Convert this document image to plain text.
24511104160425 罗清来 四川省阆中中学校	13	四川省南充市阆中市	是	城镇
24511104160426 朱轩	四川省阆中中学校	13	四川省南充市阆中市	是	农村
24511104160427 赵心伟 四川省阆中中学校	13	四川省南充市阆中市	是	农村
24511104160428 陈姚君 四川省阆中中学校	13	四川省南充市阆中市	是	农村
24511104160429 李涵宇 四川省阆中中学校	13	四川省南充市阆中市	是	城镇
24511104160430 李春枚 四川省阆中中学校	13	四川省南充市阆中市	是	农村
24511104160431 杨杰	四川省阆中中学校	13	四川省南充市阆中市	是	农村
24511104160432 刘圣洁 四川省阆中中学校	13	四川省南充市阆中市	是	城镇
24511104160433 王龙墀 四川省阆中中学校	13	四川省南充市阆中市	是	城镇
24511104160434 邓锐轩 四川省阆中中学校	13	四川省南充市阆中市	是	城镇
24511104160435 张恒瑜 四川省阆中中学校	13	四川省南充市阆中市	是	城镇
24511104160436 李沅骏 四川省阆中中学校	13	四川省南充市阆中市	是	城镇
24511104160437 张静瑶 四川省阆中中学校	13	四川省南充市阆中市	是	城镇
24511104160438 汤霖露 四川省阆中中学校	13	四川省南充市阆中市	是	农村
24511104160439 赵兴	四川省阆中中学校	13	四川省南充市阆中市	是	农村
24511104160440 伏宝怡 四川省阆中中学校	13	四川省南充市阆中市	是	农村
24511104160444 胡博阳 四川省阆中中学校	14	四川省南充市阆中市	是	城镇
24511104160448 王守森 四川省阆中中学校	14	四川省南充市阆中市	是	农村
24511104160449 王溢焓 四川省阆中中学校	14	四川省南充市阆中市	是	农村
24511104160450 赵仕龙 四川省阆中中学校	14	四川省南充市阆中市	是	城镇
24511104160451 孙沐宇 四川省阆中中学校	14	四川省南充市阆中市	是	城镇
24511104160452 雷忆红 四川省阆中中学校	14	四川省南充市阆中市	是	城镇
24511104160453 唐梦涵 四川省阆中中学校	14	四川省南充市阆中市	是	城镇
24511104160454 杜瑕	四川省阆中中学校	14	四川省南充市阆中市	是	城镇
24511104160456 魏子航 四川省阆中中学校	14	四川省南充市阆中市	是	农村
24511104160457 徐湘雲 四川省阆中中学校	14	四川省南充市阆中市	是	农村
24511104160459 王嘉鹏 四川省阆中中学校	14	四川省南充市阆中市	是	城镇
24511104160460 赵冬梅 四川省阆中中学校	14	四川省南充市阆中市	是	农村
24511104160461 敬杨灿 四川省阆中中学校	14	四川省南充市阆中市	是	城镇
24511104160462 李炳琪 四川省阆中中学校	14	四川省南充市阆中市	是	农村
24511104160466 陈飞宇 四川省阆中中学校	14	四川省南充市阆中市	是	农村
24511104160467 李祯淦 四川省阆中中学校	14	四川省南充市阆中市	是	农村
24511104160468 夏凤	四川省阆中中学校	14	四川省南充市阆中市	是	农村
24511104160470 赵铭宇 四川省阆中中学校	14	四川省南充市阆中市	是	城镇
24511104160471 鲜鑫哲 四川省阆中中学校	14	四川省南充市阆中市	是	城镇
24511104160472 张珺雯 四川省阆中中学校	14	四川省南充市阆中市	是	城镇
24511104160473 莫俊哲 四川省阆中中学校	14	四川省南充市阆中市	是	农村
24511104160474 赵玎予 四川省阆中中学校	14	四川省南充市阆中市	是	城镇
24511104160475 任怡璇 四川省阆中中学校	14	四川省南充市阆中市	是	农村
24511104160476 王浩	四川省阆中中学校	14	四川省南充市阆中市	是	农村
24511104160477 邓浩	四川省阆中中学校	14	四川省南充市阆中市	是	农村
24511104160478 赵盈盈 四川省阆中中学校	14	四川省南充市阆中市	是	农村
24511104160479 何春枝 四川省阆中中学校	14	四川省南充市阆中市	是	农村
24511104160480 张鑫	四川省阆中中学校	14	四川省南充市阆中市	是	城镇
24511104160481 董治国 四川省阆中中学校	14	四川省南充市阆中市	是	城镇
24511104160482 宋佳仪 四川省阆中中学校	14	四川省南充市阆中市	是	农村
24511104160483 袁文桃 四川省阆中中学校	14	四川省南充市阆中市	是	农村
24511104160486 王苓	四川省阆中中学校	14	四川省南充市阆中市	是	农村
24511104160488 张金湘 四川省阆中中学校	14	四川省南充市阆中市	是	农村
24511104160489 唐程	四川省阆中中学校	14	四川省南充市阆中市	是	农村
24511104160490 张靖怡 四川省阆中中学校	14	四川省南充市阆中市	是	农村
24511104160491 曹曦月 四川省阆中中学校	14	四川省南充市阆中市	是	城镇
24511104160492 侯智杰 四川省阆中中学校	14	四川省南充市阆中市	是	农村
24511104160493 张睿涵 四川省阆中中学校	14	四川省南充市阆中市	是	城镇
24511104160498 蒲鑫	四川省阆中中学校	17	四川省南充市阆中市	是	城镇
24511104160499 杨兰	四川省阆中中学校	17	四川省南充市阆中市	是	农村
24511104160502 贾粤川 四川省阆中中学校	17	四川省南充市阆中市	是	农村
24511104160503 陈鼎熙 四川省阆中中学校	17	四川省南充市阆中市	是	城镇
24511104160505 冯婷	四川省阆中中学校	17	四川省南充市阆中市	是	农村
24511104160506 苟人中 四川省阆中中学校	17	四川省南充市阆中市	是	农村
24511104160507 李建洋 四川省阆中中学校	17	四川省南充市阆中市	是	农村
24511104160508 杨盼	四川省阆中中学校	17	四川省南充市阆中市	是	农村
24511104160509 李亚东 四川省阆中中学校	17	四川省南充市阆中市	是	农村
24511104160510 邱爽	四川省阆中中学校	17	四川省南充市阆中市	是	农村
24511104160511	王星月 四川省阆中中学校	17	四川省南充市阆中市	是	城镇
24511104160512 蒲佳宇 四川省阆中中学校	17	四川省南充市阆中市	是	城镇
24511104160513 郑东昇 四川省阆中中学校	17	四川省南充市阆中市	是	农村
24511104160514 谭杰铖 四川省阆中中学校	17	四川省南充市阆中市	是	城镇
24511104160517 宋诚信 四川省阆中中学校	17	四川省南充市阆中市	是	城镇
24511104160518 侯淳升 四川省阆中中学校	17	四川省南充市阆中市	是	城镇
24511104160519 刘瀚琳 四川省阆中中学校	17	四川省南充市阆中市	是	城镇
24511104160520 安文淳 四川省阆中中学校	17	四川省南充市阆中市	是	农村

#####

= Objective =
Repeat the entries above exactly, leaving nothing out.

= Task solution =
Convert this document image to plain text.
24511104160425 罗清来 四川省阆中中学校	13	四川省南充市阆中市	是	城镇
24511104160426 朱轩	四川省阆中中学校	13	四川省南充市阆中市	是	农村
24511104160427 赵心伟 四川省阆中中学校	13	四川省南充市阆中市	是	农村
24511104160428 陈姚君 四川省阆中中学校	13	四川省南充市阆中市	是	农村
24511104160429 李涵宇 四川省阆中中学校	13	四川省南充市阆中市	是	城镇
24511104160430 李春枚 四川省阆中中学校	13	四川省南充市阆中市	是	农村
24511104160431 杨杰	四川省阆中中学校	13	四川省南充市阆中市	是	农村
24511104160432 刘圣洁 四川省阆中中学校	13	四川省南充市阆中市	是	城镇
24511104160433 王龙墀 四川省阆中中学校	13	四川省南充市阆中市	是	城镇
24511104160434 邓锐轩 四川省阆中中学校	13	四川省南充市阆中市	是	城镇
24511104160435 张恒瑜 四川省阆中中学校	13	四川省南充市阆中市	是	城镇
24511104160436 李沅骏 四川省阆中中学校	13	四川省南充市阆中市	是	城镇
24511104160437 张静瑶 四川省阆中中学校	13	四川省南充市阆中市	是	城镇
24511104160438 汤霖露 四川省阆中中学校	13	四川省南充市阆中市	是	农村
24511104160439 赵兴	四川省阆中中学校	13	四川省南充市阆中市	是	农村
24511104160440 伏宝怡 四川省阆中中学校	13	四川省南充市阆中市	是	农村
24511104160444 胡博阳 四川省阆中中学校	14	四川省南充市阆中市	是	城镇
24511104160448 王守森 四川省阆中中学校	14	四川省南充市阆中市	是	农村
24511104160449 王溢焓 四川省阆中中学校	14	四川省南充市阆中市	是	农村
24511104160450 赵仕龙 四川省阆中中学校	14	四川省南充市阆中市	是	城镇
24511104160451 孙沐宇 四川省阆中中学校	14	四川省南充市阆中市	是	城镇
24511104160452 雷忆红 四川省阆中中学校	14	四川省南充市阆中市	是	城镇
24511104160453 唐梦涵 四川省阆中中学校	14	四川省南充市阆中市	是	城镇
24511104160454 杜瑕	四川省阆中中学校	14	四川省南充市阆中市	是	城镇
24511104160456 魏子航 四川省阆中中学校	14	四川省南充市阆中市	是	农村
24511104160457 徐湘雲 四川省阆中中学校	14	四川省南充市阆中市	是	农村
24511104160459 王嘉鹏 四川省阆中中学校	14	四川省南充市阆中市	是	城镇
24511104160460 赵冬梅 四川省阆中中学校	14	四川省南充市阆中市	是	农村
24511104160461 敬杨灿 四川省阆中中学校	14	四川省南充市阆中市	是	城镇
24511104160462 李炳琪 四川省阆中中学校	14	四川省南充市阆中市	是	农村
24511104160466 陈飞宇 四川省阆中中学校	14	四川省南充市阆中市	是	农村
24511104160467 李祯淦 四川省阆中中学校	14	四川省南充市阆中市	是	农村
24511104160468 夏凤	四川省阆中中学校	14	四川省南充市阆中市	是	农村
24511104160470 赵铭宇 四川省阆中中学校	14	四川省南充市阆中市	是	城镇
24511104160471 鲜鑫哲 四川省阆中中学校	14	四川省南充市阆中市	是	城镇
24511104160472 张珺雯 四川省阆中中学校	14	四川省南充市阆中市	是	城镇
24511104160473 莫俊哲 四川省阆中中学校	14	四川省南充市阆中市	是	农村
24511104160474 赵玎予 四川省阆中中学校	14	四川省南充市阆中市	是	城镇
24511104160475 任怡璇 四川省阆中中学校	14	四川省南充市阆中市	是	农村
24511104160476 王浩	四川省阆中中学校	14	四川省南充市阆中市	是	农村
24511104160477 邓浩	四川省阆中中学校	14	四川省南充市阆中市	是	农村
24511104160478 赵盈盈 四川省阆中中学校	14	四川省南充市阆中市	是	农村
24511104160479 何春枝 四川省阆中中学校	14	四川省南充市阆中市	是	农村
24511104160480 张鑫	四川省阆中中学校	14	四川省南充市阆中市	是	城镇
24511104160481 董治国 四川省阆中中学校	14	四川省南充市阆中市	是	城镇
24511104160482 宋佳仪 四川省阆中中学校	14	四川省南充市阆中市	是	农村
24511104160483 袁文桃 四川省阆中中学校	14	四川省南充市阆中市	是	农村
24511104160486 王苓	四川省阆中中学校	14	四川省南充市阆中市	是	农村
24511104160488 张金湘 四川省阆中中学校	14	四川省南充市阆中市	是	农村
24511104160489 唐程	四川省阆中中学校	14	四川省南充市阆中市	是	农村
24511104160490 张靖怡 四川省阆中中学校	14	四川省南充市阆中市	是	农村
24511104160491 曹曦月 四川省阆中中学校	14	四川省南充市阆中市	是	城镇
24511104160492 侯智杰 四川省阆中中学校	14	四川省南充市阆中市	是	农村
24511104160493 张睿涵 四川省阆中中学校	14	四川省南充市阆中市	是	城镇
24511104160498 蒲鑫	四川省阆中中学校	17	四川省南充市阆中市	是	城镇
24511104160499 杨兰	四川省阆中中学校	17	四川省南充市阆中市	是	农村
24511104160502 贾粤川 四川省阆中中学校	17	四川省南充市阆中市	是	农村
24511104160503 陈鼎熙 四川省阆中中学校	17	四川省南充市阆中市	是	城镇
24511104160505 冯婷	四川省阆中中学校	17	四川省南充市阆中市	是	农村
24511104160506 苟人中 四川省阆中中学校	17	四川省南充市阆中市	是	农村
24511104160507 李建洋 四川省阆中中学校	17	四川省南充市阆中市	是	农村
24511104160508 杨盼	四川省阆中中学校	17	四川省南充市阆中市	是	农村
24511104160509 李亚东 四川省阆中中学校	17	四川省南充市阆中市	是	农村
24511104160510 邱爽	四川省阆中中学校	17	四川省南充市阆中市	是	农村
24511104160511	王星月 四川省阆中中学校	17	四川省南充市阆中市	是	城镇
24511104160512 蒲佳宇 四川省阆中中学校	17	四川省南充市阆中市	是	城镇
24511104160513 郑东昇 四川省阆中中学校	17	四川省南充市阆中市	是	农村
24511104160514 谭杰铖 四川省阆中中学校	17	四川省南充市阆中市	是	城镇
24511104160517 宋诚信 四川省阆中中学校	17	四川省南充市阆中市	是	城镇
24511104160518 侯淳升 四川省阆中中学校	17	四川省南充市阆中市	是	城镇
24511104160519 刘瀚琳 四川省阆中中学校	17	四川省南充市阆中市	是	城镇
24511104160520 安文淳 四川省阆中中学校	17	四川省南充市阆中市	是	农村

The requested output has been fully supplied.